» Dataset entries:

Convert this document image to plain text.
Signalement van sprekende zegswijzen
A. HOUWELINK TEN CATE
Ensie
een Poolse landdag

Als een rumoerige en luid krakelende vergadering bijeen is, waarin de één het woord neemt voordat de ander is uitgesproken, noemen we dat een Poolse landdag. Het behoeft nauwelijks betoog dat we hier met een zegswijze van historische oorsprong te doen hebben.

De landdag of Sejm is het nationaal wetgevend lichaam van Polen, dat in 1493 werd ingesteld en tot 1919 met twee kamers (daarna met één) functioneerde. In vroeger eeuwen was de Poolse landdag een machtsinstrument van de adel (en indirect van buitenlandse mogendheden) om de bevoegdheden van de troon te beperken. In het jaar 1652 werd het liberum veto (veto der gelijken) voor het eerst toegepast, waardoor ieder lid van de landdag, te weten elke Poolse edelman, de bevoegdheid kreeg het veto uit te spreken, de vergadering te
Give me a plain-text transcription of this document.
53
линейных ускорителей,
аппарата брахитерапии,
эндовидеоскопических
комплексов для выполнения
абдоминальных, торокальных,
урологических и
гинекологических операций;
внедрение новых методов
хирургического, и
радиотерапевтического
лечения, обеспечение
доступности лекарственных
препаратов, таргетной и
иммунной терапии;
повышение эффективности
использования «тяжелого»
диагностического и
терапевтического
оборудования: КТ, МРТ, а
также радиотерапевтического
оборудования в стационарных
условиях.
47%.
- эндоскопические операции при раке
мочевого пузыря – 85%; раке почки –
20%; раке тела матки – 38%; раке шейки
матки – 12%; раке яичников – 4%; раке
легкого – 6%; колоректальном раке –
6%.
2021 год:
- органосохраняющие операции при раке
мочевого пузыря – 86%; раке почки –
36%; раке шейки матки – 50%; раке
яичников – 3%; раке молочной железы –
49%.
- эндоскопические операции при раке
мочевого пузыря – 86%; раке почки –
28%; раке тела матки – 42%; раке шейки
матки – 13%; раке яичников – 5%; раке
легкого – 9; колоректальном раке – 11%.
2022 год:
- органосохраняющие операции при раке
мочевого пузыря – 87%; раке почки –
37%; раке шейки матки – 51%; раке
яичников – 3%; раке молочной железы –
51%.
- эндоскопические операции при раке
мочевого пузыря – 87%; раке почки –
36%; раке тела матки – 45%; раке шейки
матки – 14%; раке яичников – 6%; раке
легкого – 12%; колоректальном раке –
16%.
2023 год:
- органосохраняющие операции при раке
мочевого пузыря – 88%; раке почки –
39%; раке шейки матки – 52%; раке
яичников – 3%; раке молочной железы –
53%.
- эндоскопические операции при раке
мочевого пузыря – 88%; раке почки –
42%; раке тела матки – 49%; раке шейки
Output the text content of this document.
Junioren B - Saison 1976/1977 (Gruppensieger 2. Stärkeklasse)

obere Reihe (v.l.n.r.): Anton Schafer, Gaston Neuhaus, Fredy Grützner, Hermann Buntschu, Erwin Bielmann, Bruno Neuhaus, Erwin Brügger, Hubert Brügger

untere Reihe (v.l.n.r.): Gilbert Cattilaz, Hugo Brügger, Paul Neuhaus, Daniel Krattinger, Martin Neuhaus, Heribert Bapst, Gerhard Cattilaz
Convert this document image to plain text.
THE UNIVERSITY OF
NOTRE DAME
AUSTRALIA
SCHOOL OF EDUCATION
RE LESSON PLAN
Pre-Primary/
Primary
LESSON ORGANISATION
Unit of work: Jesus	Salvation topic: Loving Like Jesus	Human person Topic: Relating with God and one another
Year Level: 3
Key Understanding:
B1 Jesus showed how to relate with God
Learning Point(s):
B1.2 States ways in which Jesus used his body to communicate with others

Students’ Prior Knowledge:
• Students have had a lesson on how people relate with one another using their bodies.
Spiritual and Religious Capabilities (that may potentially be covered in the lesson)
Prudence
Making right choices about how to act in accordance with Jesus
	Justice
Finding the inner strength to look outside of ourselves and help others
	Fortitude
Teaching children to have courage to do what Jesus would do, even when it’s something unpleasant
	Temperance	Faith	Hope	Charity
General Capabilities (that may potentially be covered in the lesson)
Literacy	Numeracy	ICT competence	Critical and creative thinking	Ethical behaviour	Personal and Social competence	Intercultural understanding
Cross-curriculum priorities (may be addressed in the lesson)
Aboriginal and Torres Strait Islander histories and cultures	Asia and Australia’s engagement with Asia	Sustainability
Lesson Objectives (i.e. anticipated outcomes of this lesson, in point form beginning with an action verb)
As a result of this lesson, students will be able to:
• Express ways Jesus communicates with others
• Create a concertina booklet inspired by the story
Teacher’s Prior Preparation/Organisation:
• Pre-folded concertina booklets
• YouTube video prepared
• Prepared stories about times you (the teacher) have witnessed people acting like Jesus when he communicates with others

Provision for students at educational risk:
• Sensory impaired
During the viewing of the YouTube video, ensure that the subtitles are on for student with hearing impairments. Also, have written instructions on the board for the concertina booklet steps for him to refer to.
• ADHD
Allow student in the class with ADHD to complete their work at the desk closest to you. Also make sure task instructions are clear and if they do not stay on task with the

» What is expected: Copy every line above in which the string "Brügger" shows up.

» Answer for the task:
obere Reihe (v.l.n.r.): Anton Schafer, Gaston Neuhaus, Fredy Grützner, Hermann Buntschu, Erwin Bielmann, Bruno Neuhaus, Erwin Brügger, Hubert Brügger
untere Reihe (v.l.n.r.): Gilbert Cattilaz, Hugo Brügger, Paul Neuhaus, Daniel Krattinger, Martin Neuhaus, Heribert Bapst, Gerhard Cattilaz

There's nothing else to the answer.